**TEXT SECTION**
###
Sirs

10.1038/nrc1478

With interest we have read the review by Gatenby and Gillies on high aerobic glycolysis in cancer1. They state that “...widespread clinical use of 18fluorodeoxyglucose positron-emission tomography (FdG PET) has demonstrated that the glycolytic phenotype is observed in most human cancers.” However, we feel that “...the near-universal observation of aerobic glycolysis and its persistence even under normoxic conditions”1 are misinterpretations of the real biochemical processes. In fact, only in the beginning is glycolysis in cancer cells aerobic, but later on it changes into mainly a 'fermentative' process.

Normally, the growth rate of all body cells is continuously under control. An essential feature of tumour cells is that they withdraw from growth regulation. The growth rate is determined by the nature of the regulatory derailment. In non-cancer cells catabolism is balanced with the energy need, and so with the oxygen supply. However, in a growing tumour angiogenesis will start, but the lead of the uncontrolled cancer cells is substantial and gives rise to an imbalance between an increasing energy need and a decreasing oxygen supply, resulting in a relative anaerobic or hypoxic condition. Consequently, the energy need is supplied by fermentative energy generation. Therefore, the imbalance increases and thus the fermentation with concomitant lactic-acid generation will increase.
###
**SUPPLIED ENTRIES**
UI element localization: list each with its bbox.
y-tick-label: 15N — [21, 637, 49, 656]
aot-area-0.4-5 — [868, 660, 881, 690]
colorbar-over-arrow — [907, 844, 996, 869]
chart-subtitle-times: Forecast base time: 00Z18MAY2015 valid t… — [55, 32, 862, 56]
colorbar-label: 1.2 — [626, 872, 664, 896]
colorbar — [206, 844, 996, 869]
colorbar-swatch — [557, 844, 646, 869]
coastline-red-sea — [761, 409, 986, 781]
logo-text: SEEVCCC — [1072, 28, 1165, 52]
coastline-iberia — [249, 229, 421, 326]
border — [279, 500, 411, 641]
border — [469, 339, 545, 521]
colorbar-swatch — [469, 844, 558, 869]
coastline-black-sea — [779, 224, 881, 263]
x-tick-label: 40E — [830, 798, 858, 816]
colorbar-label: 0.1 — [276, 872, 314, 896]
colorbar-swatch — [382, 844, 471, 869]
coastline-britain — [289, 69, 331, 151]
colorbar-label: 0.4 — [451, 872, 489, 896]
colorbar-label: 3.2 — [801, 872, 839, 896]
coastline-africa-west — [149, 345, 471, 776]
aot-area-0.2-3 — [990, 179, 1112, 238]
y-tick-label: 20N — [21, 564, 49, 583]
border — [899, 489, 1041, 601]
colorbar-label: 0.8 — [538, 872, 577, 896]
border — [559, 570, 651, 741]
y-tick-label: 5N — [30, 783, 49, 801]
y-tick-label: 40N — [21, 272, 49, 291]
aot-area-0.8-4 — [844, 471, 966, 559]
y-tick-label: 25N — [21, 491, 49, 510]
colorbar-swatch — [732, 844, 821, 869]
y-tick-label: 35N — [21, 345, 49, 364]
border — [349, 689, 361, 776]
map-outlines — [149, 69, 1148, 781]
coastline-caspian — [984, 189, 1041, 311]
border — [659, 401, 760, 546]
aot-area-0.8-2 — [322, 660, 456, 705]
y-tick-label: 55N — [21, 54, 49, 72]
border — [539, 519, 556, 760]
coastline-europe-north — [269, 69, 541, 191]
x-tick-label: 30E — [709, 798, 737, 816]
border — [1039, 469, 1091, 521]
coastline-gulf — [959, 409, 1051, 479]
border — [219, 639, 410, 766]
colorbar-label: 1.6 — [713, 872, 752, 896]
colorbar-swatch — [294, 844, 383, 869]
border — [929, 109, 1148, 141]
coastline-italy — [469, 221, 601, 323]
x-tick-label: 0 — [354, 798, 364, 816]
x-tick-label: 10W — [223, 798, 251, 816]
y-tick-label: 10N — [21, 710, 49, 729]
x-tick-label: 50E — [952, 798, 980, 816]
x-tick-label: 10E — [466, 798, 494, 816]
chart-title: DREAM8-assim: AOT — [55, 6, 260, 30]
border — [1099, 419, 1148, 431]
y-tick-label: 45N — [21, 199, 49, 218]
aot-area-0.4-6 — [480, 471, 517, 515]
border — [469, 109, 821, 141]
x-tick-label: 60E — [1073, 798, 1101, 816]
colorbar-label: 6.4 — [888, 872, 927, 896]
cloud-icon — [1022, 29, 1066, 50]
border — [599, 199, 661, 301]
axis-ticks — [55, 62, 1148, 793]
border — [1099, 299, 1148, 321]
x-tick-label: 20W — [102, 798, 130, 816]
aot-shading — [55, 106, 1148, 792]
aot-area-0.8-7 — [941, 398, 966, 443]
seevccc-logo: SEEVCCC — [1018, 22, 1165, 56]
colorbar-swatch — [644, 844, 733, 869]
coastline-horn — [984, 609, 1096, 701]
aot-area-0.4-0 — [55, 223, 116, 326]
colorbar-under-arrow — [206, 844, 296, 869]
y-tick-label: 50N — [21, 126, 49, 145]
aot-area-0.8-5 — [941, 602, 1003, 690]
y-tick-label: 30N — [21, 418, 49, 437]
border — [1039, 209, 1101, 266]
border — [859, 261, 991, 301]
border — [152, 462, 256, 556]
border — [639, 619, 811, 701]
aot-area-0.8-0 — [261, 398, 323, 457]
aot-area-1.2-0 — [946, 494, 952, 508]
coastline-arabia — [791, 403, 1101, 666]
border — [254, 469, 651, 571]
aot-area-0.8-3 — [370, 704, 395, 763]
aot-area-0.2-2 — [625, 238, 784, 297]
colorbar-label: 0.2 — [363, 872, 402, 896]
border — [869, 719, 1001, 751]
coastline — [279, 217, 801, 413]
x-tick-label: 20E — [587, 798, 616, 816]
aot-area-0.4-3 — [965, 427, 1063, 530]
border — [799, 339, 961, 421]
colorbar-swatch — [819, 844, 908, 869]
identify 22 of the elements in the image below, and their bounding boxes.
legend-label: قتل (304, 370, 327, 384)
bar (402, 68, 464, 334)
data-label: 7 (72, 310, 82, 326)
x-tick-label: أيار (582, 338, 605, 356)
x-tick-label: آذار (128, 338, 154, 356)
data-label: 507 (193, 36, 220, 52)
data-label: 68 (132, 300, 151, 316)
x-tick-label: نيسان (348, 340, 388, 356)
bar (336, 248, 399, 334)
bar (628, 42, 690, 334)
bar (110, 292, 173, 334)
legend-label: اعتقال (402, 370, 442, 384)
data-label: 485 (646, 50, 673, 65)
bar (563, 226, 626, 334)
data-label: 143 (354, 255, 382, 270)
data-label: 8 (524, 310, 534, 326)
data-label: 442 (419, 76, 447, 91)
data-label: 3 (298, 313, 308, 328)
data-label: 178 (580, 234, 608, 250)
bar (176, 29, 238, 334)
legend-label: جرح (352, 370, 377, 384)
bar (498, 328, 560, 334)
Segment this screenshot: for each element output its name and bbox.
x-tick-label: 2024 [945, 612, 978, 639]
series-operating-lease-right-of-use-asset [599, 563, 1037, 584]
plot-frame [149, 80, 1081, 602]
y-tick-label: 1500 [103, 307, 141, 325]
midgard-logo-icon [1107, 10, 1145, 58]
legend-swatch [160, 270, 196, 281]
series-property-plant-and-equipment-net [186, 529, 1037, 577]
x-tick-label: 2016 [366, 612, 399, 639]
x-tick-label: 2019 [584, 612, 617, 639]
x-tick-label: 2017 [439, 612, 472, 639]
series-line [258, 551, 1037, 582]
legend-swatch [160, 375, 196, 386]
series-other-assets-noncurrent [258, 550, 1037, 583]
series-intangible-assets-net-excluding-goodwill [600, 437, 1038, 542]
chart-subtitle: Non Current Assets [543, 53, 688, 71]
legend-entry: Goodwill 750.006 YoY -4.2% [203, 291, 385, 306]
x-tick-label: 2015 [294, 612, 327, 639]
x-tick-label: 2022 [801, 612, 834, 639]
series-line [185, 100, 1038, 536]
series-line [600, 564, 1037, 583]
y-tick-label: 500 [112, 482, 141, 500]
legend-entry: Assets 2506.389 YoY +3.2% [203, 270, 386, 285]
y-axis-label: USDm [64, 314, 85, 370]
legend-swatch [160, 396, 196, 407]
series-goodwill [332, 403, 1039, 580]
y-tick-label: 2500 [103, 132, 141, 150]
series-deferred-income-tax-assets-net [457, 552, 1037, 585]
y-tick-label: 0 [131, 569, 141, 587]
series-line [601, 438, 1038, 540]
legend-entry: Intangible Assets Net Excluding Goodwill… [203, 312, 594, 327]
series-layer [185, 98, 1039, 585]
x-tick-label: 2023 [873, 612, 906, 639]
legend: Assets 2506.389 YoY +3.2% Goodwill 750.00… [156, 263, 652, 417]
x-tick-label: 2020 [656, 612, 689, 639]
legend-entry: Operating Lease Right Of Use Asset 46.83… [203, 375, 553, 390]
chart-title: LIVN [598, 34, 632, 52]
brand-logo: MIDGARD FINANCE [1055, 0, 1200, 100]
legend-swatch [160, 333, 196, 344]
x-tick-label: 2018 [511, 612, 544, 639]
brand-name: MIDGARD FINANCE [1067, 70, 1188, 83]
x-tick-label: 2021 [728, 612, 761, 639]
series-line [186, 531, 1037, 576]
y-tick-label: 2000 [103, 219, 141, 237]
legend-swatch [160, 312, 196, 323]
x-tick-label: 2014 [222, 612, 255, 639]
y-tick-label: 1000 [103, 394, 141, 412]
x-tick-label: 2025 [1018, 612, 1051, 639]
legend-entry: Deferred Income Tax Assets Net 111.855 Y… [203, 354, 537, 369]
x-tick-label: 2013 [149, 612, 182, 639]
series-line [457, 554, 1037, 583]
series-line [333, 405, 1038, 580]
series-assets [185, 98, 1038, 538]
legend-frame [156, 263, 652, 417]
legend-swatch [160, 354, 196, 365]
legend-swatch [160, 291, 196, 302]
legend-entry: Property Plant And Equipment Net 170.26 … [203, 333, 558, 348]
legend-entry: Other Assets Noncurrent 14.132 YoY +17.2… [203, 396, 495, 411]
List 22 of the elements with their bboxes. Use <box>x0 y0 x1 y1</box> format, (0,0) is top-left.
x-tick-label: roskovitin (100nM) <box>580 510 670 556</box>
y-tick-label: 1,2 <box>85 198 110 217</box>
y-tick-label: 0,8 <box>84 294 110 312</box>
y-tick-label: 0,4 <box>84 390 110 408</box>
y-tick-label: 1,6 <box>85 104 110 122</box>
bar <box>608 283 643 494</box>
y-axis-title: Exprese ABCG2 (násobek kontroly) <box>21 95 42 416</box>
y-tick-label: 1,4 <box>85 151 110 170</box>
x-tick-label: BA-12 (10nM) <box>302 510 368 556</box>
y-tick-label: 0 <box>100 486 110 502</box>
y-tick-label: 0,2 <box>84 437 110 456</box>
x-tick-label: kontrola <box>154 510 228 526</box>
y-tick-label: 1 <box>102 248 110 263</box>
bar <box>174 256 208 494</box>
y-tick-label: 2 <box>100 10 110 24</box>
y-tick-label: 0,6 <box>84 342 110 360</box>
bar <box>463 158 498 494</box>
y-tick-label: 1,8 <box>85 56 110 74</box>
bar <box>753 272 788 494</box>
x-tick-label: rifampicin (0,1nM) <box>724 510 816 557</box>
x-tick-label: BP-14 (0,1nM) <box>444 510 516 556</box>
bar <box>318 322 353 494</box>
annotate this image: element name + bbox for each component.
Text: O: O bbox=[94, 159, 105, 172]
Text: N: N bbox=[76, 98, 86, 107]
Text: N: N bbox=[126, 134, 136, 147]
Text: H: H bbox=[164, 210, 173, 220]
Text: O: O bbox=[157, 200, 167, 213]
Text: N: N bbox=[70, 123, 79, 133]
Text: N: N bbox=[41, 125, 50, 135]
###
**TASK PROMPT**
Quote the letter on glycolysis in cancer exactly, starting at "10.1038/nrc1478" and ending at "a 'fermentative' process.".

**ANSWER TO THE EXERCISE**
10.1038/nrc1478

With interest we have read the review by Gatenby and Gillies on high aerobic glycolysis in cancer1. They state that “...widespread clinical use of 18fluorodeoxyglucose positron-emission tomography (FdG PET) has demonstrated that the glycolytic phenotype is observed in most human cancers.” However, we feel that “...the near-universal observation of aerobic glycolysis and its persistence even under normoxic conditions”1 are misinterpretations of the real biochemical processes. In fact, only in the beginning is glycolysis in cancer cells aerobic, but later on it changes into mainly a 'fermentative' process.